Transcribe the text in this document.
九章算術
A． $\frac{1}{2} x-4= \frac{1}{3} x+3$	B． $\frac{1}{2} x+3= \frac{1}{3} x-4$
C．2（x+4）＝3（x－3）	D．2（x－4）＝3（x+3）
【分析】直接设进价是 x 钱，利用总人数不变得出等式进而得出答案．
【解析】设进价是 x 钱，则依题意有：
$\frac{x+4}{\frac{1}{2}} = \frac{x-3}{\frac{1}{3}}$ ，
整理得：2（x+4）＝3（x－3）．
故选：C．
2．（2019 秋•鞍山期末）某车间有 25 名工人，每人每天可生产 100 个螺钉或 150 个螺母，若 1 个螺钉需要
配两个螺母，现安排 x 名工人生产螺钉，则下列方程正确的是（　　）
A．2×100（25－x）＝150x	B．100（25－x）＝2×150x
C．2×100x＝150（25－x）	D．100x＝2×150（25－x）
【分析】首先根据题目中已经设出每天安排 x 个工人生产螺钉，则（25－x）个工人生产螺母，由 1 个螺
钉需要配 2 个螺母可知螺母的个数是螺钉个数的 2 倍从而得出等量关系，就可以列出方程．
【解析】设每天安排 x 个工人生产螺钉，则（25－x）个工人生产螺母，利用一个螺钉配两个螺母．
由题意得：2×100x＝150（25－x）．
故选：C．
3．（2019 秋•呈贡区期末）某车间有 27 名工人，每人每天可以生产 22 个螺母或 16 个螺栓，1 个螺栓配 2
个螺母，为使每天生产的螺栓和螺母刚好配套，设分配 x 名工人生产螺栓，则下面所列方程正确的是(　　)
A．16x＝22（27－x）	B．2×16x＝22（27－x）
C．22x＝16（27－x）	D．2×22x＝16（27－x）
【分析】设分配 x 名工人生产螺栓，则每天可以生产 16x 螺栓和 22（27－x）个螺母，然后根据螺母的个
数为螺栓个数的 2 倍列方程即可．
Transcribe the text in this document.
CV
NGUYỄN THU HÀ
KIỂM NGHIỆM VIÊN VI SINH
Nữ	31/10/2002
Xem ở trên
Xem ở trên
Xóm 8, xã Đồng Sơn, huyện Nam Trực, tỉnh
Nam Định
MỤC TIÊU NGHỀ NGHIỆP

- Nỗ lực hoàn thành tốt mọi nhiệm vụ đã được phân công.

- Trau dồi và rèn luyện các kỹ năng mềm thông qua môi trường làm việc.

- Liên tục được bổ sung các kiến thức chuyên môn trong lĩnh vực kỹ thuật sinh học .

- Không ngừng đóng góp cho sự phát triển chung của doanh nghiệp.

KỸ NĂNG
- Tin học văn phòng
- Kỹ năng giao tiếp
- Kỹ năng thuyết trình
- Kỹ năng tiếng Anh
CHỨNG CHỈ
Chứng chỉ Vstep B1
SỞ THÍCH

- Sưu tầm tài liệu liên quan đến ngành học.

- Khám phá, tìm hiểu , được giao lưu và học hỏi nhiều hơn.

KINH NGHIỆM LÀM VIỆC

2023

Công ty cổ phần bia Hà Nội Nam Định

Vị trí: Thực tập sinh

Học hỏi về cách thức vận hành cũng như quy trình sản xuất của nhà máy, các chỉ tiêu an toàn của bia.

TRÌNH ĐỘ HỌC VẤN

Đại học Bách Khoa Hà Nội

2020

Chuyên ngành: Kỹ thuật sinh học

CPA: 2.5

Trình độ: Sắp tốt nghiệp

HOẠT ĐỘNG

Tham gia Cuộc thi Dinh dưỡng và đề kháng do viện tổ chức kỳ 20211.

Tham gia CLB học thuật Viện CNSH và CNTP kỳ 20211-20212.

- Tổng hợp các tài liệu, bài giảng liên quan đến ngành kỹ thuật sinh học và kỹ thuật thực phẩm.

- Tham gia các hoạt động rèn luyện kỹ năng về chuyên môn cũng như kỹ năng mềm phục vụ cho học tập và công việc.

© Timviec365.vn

+===+

## [YOUR OBJECTIVE]
Copy every line above in which the string "thuật" shows up.

## [SOLUTION]
- Liên tục được bổ sung các kiến thức chuyên môn trong lĩnh vực kỹ thuật sinh học .
Chuyên ngành: Kỹ thuật sinh học
Tham gia CLB học thuật Viện CNSH và CNTP kỳ 20211-20212.
- Tổng hợp các tài liệu, bài giảng liên quan đến ngành kỹ thuật sinh học và kỹ thuật thực phẩm.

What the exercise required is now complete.